Problem requirements: Reply with one number only: the count of lines below that contain the word "Параметры".

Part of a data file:
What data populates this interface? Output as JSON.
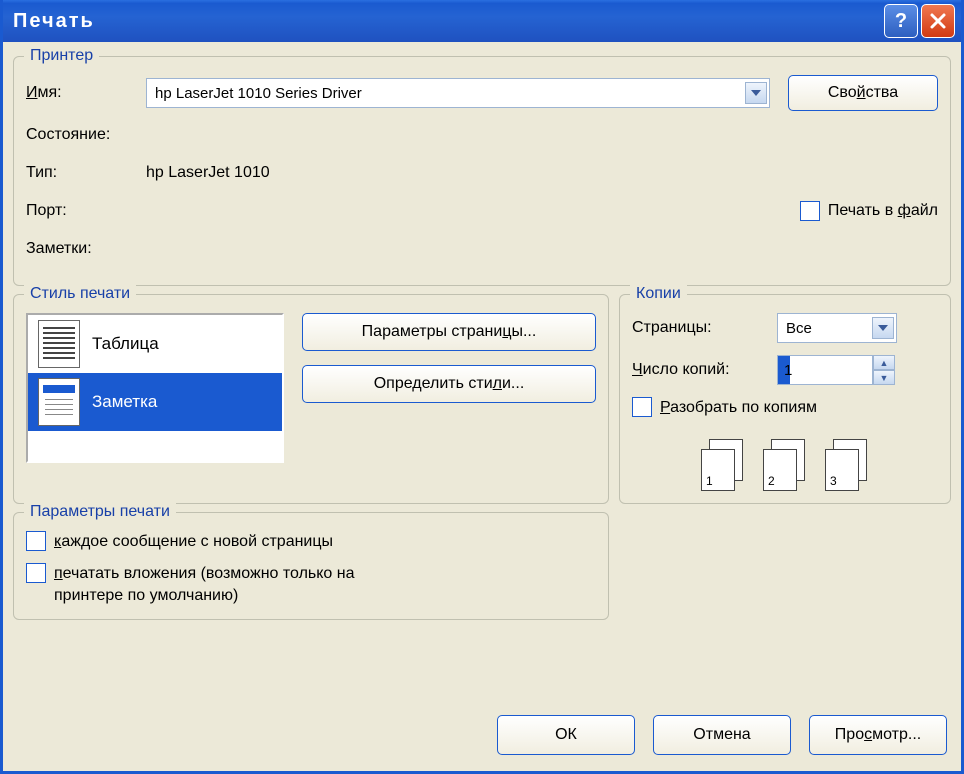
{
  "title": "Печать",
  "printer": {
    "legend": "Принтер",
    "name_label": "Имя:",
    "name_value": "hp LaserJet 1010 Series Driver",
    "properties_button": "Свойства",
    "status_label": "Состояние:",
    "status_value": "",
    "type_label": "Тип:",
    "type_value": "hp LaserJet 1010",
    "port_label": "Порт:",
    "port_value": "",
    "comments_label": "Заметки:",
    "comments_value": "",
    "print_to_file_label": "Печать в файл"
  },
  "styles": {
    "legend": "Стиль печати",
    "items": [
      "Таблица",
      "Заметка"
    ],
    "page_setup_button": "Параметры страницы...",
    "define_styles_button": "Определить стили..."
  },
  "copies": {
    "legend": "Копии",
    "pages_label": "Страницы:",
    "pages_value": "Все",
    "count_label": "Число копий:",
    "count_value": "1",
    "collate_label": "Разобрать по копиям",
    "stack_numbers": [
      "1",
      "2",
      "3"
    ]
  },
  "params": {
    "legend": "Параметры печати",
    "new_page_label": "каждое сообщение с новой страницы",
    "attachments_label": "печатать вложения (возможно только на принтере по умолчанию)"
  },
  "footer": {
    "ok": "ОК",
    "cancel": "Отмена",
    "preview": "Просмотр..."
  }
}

--

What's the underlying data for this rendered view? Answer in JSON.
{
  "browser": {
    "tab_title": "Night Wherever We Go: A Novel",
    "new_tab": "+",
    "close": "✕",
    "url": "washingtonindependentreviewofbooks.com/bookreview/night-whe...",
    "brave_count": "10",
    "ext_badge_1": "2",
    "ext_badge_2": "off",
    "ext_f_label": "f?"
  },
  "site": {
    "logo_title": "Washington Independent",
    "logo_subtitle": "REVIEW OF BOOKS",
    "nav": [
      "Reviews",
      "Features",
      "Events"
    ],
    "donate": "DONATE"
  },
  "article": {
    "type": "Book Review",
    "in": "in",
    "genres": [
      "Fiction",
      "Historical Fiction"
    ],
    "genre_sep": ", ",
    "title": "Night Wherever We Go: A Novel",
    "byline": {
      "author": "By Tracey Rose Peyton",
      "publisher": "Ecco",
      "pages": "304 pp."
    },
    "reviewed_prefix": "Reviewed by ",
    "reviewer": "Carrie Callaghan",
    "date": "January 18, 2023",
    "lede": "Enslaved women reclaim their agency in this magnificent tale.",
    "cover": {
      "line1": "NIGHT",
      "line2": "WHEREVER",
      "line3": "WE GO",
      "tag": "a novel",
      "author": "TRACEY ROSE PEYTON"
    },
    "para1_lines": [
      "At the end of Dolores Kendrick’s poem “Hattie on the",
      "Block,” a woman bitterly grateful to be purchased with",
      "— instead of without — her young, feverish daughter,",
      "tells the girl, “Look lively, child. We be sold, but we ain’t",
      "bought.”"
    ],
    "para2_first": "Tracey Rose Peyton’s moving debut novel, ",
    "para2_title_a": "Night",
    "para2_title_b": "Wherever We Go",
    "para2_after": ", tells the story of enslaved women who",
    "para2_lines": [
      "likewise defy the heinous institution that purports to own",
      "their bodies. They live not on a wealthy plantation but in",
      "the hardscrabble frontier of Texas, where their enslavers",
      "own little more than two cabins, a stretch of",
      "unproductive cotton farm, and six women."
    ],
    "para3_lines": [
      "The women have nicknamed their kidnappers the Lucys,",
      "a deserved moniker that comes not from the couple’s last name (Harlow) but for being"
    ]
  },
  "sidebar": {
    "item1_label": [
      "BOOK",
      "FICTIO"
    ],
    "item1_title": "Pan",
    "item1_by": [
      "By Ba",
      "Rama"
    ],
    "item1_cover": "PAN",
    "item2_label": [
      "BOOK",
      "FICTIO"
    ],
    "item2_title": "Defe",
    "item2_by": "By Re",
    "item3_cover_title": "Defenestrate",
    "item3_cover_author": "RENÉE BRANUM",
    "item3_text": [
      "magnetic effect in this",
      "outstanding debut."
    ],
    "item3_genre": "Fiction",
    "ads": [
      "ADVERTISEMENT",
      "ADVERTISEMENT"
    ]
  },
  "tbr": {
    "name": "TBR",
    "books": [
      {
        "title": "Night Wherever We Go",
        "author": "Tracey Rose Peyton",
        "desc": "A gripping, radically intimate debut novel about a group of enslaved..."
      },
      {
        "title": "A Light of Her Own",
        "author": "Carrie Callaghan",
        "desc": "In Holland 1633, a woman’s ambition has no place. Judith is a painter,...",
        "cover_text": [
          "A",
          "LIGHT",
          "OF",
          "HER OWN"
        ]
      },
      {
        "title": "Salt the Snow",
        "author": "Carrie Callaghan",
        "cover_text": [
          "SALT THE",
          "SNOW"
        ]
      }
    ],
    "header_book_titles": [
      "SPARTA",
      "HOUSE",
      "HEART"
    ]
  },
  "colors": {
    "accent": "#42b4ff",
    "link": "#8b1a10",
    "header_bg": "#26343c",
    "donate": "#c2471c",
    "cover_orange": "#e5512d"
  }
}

Solution: 2